# WHAT IS BEING ASKED:
Go through the records underneath and write each one out again exactly.

# TASK INPUTS:
----------------

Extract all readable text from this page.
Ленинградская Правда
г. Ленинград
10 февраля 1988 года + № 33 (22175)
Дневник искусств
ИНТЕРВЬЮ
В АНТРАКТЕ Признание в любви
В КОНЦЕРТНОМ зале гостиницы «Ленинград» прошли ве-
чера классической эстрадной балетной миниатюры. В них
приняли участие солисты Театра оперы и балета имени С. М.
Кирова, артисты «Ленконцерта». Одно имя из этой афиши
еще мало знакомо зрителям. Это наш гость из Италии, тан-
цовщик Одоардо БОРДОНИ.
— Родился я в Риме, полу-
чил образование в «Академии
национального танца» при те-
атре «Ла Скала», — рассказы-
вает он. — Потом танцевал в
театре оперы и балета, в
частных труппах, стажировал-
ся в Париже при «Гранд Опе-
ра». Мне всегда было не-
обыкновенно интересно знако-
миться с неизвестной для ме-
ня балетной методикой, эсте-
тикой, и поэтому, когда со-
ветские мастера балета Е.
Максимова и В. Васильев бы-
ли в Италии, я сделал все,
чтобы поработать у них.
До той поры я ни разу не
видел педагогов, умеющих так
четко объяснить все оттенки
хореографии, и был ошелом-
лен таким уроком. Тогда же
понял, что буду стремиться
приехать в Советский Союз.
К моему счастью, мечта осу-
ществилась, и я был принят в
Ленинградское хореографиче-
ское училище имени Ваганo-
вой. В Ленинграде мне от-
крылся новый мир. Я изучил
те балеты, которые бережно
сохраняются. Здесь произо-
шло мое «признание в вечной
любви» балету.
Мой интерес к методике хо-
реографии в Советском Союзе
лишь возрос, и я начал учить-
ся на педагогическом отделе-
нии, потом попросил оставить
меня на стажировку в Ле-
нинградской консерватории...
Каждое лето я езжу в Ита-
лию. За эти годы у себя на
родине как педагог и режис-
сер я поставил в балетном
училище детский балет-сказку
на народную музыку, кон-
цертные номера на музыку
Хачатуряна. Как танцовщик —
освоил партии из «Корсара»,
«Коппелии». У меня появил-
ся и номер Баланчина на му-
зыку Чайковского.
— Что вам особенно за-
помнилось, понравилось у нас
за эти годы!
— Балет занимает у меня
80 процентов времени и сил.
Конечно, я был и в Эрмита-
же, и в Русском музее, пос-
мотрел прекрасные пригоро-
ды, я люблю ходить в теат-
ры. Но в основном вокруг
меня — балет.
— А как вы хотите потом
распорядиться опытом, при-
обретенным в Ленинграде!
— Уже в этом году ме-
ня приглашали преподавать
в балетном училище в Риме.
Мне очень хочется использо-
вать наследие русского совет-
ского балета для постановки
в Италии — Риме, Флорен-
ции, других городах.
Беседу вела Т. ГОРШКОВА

----------------

# RESPONSE TO THIS TASK:
Extract all readable text from this page.
Ленинградская Правда
г. Ленинград
10 февраля 1988 года + № 33 (22175)
Дневник искусств
ИНТЕРВЬЮ
В АНТРАКТЕ Признание в любви
В КОНЦЕРТНОМ зале гостиницы «Ленинград» прошли ве-
чера классической эстрадной балетной миниатюры. В них
приняли участие солисты Театра оперы и балета имени С. М.
Кирова, артисты «Ленконцерта». Одно имя из этой афиши
еще мало знакомо зрителям. Это наш гость из Италии, тан-
цовщик Одоардо БОРДОНИ.
— Родился я в Риме, полу-
чил образование в «Академии
национального танца» при те-
атре «Ла Скала», — рассказы-
вает он. — Потом танцевал в
театре оперы и балета, в
частных труппах, стажировал-
ся в Париже при «Гранд Опе-
ра». Мне всегда было не-
обыкновенно интересно знако-
миться с неизвестной для ме-
ня балетной методикой, эсте-
тикой, и поэтому, когда со-
ветские мастера балета Е.
Максимова и В. Васильев бы-
ли в Италии, я сделал все,
чтобы поработать у них.
До той поры я ни разу не
видел педагогов, умеющих так
четко объяснить все оттенки
хореографии, и был ошелом-
лен таким уроком. Тогда же
понял, что буду стремиться
приехать в Советский Союз.
К моему счастью, мечта осу-
ществилась, и я был принят в
Ленинградское хореографиче-
ское училище имени Ваганo-
вой. В Ленинграде мне от-
крылся новый мир. Я изучил
те балеты, которые бережно
сохраняются. Здесь произо-
шло мое «признание в вечной
любви» балету.
Мой интерес к методике хо-
реографии в Советском Союзе
лишь возрос, и я начал учить-
ся на педагогическом отделе-
нии, потом попросил оставить
меня на стажировку в Ле-
нинградской консерватории...
Каждое лето я езжу в Ита-
лию. За эти годы у себя на
родине как педагог и режис-
сер я поставил в балетном
училище детский балет-сказку
на народную музыку, кон-
цертные номера на музыку
Хачатуряна. Как танцовщик —
освоил партии из «Корсара»,
«Коппелии». У меня появил-
ся и номер Баланчина на му-
зыку Чайковского.
— Что вам особенно за-
помнилось, понравилось у нас
за эти годы!
— Балет занимает у меня
80 процентов времени и сил.
Конечно, я был и в Эрмита-
же, и в Русском музее, пос-
мотрел прекрасные пригоро-
ды, я люблю ходить в теат-
ры. Но в основном вокруг
меня — балет.
— А как вы хотите потом
распорядиться опытом, при-
обретенным в Ленинграде!
— Уже в этом году ме-
ня приглашали преподавать
в балетном училище в Риме.
Мне очень хочется использо-
вать наследие русского совет-
ского балета для постановки
в Италии — Риме, Флорен-
ции, других городах.
Беседу вела Т. ГОРШКОВА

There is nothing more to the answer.